WRITTEN PROBLEM: Repeat the entries that follow verbatim, without any of their pictures.

***

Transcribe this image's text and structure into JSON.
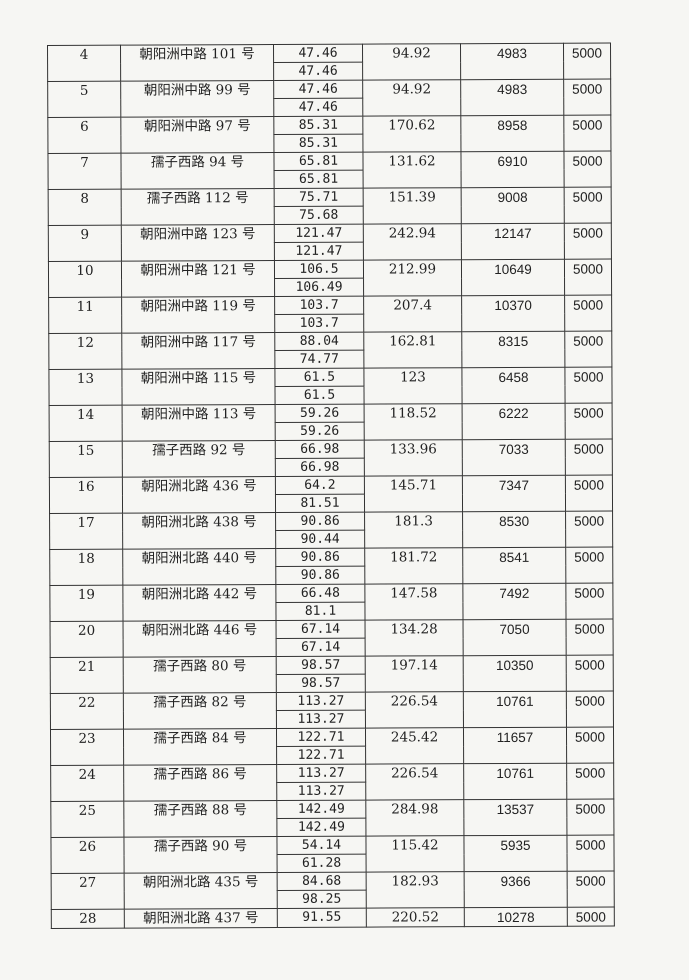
{
  "rows": [
    {
      "no": "4",
      "address": "朝阳洲中路 101 号",
      "area1": "47.46",
      "area2": "47.46",
      "total": "94.92",
      "amount": "4983",
      "standard": "5000"
    },
    {
      "no": "5",
      "address": "朝阳洲中路 99 号",
      "area1": "47.46",
      "area2": "47.46",
      "total": "94.92",
      "amount": "4983",
      "standard": "5000"
    },
    {
      "no": "6",
      "address": "朝阳洲中路 97 号",
      "area1": "85.31",
      "area2": "85.31",
      "total": "170.62",
      "amount": "8958",
      "standard": "5000"
    },
    {
      "no": "7",
      "address": "孺子西路 94 号",
      "area1": "65.81",
      "area2": "65.81",
      "total": "131.62",
      "amount": "6910",
      "standard": "5000"
    },
    {
      "no": "8",
      "address": "孺子西路 112 号",
      "area1": "75.71",
      "area2": "75.68",
      "total": "151.39",
      "amount": "9008",
      "standard": "5000"
    },
    {
      "no": "9",
      "address": "朝阳洲中路 123 号",
      "area1": "121.47",
      "area2": "121.47",
      "total": "242.94",
      "amount": "12147",
      "standard": "5000"
    },
    {
      "no": "10",
      "address": "朝阳洲中路 121 号",
      "area1": "106.5",
      "area2": "106.49",
      "total": "212.99",
      "amount": "10649",
      "standard": "5000"
    },
    {
      "no": "11",
      "address": "朝阳洲中路 119 号",
      "area1": "103.7",
      "area2": "103.7",
      "total": "207.4",
      "amount": "10370",
      "standard": "5000"
    },
    {
      "no": "12",
      "address": "朝阳洲中路 117 号",
      "area1": "88.04",
      "area2": "74.77",
      "total": "162.81",
      "amount": "8315",
      "standard": "5000"
    },
    {
      "no": "13",
      "address": "朝阳洲中路 115 号",
      "area1": "61.5",
      "area2": "61.5",
      "total": "123",
      "amount": "6458",
      "standard": "5000"
    },
    {
      "no": "14",
      "address": "朝阳洲中路 113 号",
      "area1": "59.26",
      "area2": "59.26",
      "total": "118.52",
      "amount": "6222",
      "standard": "5000"
    },
    {
      "no": "15",
      "address": "孺子西路 92 号",
      "area1": "66.98",
      "area2": "66.98",
      "total": "133.96",
      "amount": "7033",
      "standard": "5000"
    },
    {
      "no": "16",
      "address": "朝阳洲北路 436 号",
      "area1": "64.2",
      "area2": "81.51",
      "total": "145.71",
      "amount": "7347",
      "standard": "5000"
    },
    {
      "no": "17",
      "address": "朝阳洲北路 438 号",
      "area1": "90.86",
      "area2": "90.44",
      "total": "181.3",
      "amount": "8530",
      "standard": "5000"
    },
    {
      "no": "18",
      "address": "朝阳洲北路 440 号",
      "area1": "90.86",
      "area2": "90.86",
      "total": "181.72",
      "amount": "8541",
      "standard": "5000"
    },
    {
      "no": "19",
      "address": "朝阳洲北路 442 号",
      "area1": "66.48",
      "area2": "81.1",
      "total": "147.58",
      "amount": "7492",
      "standard": "5000"
    },
    {
      "no": "20",
      "address": "朝阳洲北路 446 号",
      "area1": "67.14",
      "area2": "67.14",
      "total": "134.28",
      "amount": "7050",
      "standard": "5000"
    },
    {
      "no": "21",
      "address": "孺子西路 80 号",
      "area1": "98.57",
      "area2": "98.57",
      "total": "197.14",
      "amount": "10350",
      "standard": "5000"
    },
    {
      "no": "22",
      "address": "孺子西路 82 号",
      "area1": "113.27",
      "area2": "113.27",
      "total": "226.54",
      "amount": "10761",
      "standard": "5000"
    },
    {
      "no": "23",
      "address": "孺子西路 84 号",
      "area1": "122.71",
      "area2": "122.71",
      "total": "245.42",
      "amount": "11657",
      "standard": "5000"
    },
    {
      "no": "24",
      "address": "孺子西路 86 号",
      "area1": "113.27",
      "area2": "113.27",
      "total": "226.54",
      "amount": "10761",
      "standard": "5000"
    },
    {
      "no": "25",
      "address": "孺子西路 88 号",
      "area1": "142.49",
      "area2": "142.49",
      "total": "284.98",
      "amount": "13537",
      "standard": "5000"
    },
    {
      "no": "26",
      "address": "孺子西路 90 号",
      "area1": "54.14",
      "area2": "61.28",
      "total": "115.42",
      "amount": "5935",
      "standard": "5000"
    },
    {
      "no": "27",
      "address": "朝阳洲北路 435 号",
      "area1": "84.68",
      "area2": "98.25",
      "total": "182.93",
      "amount": "9366",
      "standard": "5000"
    },
    {
      "no": "28",
      "address": "朝阳洲北路 437 号",
      "area1": "91.55",
      "area2": null,
      "total": "220.52",
      "amount": "10278",
      "standard": "5000"
    }
  ]
}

***

EXERCISE RESULT:
Transcribe this image's text and structure into JSON.
{
  "rows": [
    {
      "no": "4",
      "address": "朝阳洲中路 101 号",
      "area1": "47.46",
      "area2": "47.46",
      "total": "94.92",
      "amount": "4983",
      "standard": "5000"
    },
    {
      "no": "5",
      "address": "朝阳洲中路 99 号",
      "area1": "47.46",
      "area2": "47.46",
      "total": "94.92",
      "amount": "4983",
      "standard": "5000"
    },
    {
      "no": "6",
      "address": "朝阳洲中路 97 号",
      "area1": "85.31",
      "area2": "85.31",
      "total": "170.62",
      "amount": "8958",
      "standard": "5000"
    },
    {
      "no": "7",
      "address": "孺子西路 94 号",
      "area1": "65.81",
      "area2": "65.81",
      "total": "131.62",
      "amount": "6910",
      "standard": "5000"
    },
    {
      "no": "8",
      "address": "孺子西路 112 号",
      "area1": "75.71",
      "area2": "75.68",
      "total": "151.39",
      "amount": "9008",
      "standard": "5000"
    },
    {
      "no": "9",
      "address": "朝阳洲中路 123 号",
      "area1": "121.47",
      "area2": "121.47",
      "total": "242.94",
      "amount": "12147",
      "standard": "5000"
    },
    {
      "no": "10",
      "address": "朝阳洲中路 121 号",
      "area1": "106.5",
      "area2": "106.49",
      "total": "212.99",
      "amount": "10649",
      "standard": "5000"
    },
    {
      "no": "11",
      "address": "朝阳洲中路 119 号",
      "area1": "103.7",
      "area2": "103.7",
      "total": "207.4",
      "amount": "10370",
      "standard": "5000"
    },
    {
      "no": "12",
      "address": "朝阳洲中路 117 号",
      "area1": "88.04",
      "area2": "74.77",
      "total": "162.81",
      "amount": "8315",
      "standard": "5000"
    },
    {
      "no": "13",
      "address": "朝阳洲中路 115 号",
      "area1": "61.5",
      "area2": "61.5",
      "total": "123",
      "amount": "6458",
      "standard": "5000"
    },
    {
      "no": "14",
      "address": "朝阳洲中路 113 号",
      "area1": "59.26",
      "area2": "59.26",
      "total": "118.52",
      "amount": "6222",
      "standard": "5000"
    },
    {
      "no": "15",
      "address": "孺子西路 92 号",
      "area1": "66.98",
      "area2": "66.98",
      "total": "133.96",
      "amount": "7033",
      "standard": "5000"
    },
    {
      "no": "16",
      "address": "朝阳洲北路 436 号",
      "area1": "64.2",
      "area2": "81.51",
      "total": "145.71",
      "amount": "7347",
      "standard": "5000"
    },
    {
      "no": "17",
      "address": "朝阳洲北路 438 号",
      "area1": "90.86",
      "area2": "90.44",
      "total": "181.3",
      "amount": "8530",
      "standard": "5000"
    },
    {
      "no": "18",
      "address": "朝阳洲北路 440 号",
      "area1": "90.86",
      "area2": "90.86",
      "total": "181.72",
      "amount": "8541",
      "standard": "5000"
    },
    {
      "no": "19",
      "address": "朝阳洲北路 442 号",
      "area1": "66.48",
      "area2": "81.1",
      "total": "147.58",
      "amount": "7492",
      "standard": "5000"
    },
    {
      "no": "20",
      "address": "朝阳洲北路 446 号",
      "area1": "67.14",
      "area2": "67.14",
      "total": "134.28",
      "amount": "7050",
      "standard": "5000"
    },
    {
      "no": "21",
      "address": "孺子西路 80 号",
      "area1": "98.57",
      "area2": "98.57",
      "total": "197.14",
      "amount": "10350",
      "standard": "5000"
    },
    {
      "no": "22",
      "address": "孺子西路 82 号",
      "area1": "113.27",
      "area2": "113.27",
      "total": "226.54",
      "amount": "10761",
      "standard": "5000"
    },
    {
      "no": "23",
      "address": "孺子西路 84 号",
      "area1": "122.71",
      "area2": "122.71",
      "total": "245.42",
      "amount": "11657",
      "standard": "5000"
    },
    {
      "no": "24",
      "address": "孺子西路 86 号",
      "area1": "113.27",
      "area2": "113.27",
      "total": "226.54",
      "amount": "10761",
      "standard": "5000"
    },
    {
      "no": "25",
      "address": "孺子西路 88 号",
      "area1": "142.49",
      "area2": "142.49",
      "total": "284.98",
      "amount": "13537",
      "standard": "5000"
    },
    {
      "no": "26",
      "address": "孺子西路 90 号",
      "area1": "54.14",
      "area2": "61.28",
      "total": "115.42",
      "amount": "5935",
      "standard": "5000"
    },
    {
      "no": "27",
      "address": "朝阳洲北路 435 号",
      "area1": "84.68",
      "area2": "98.25",
      "total": "182.93",
      "amount": "9366",
      "standard": "5000"
    },
    {
      "no": "28",
      "address": "朝阳洲北路 437 号",
      "area1": "91.55",
      "area2": null,
      "total": "220.52",
      "amount": "10278",
      "standard": "5000"
    }
  ]
}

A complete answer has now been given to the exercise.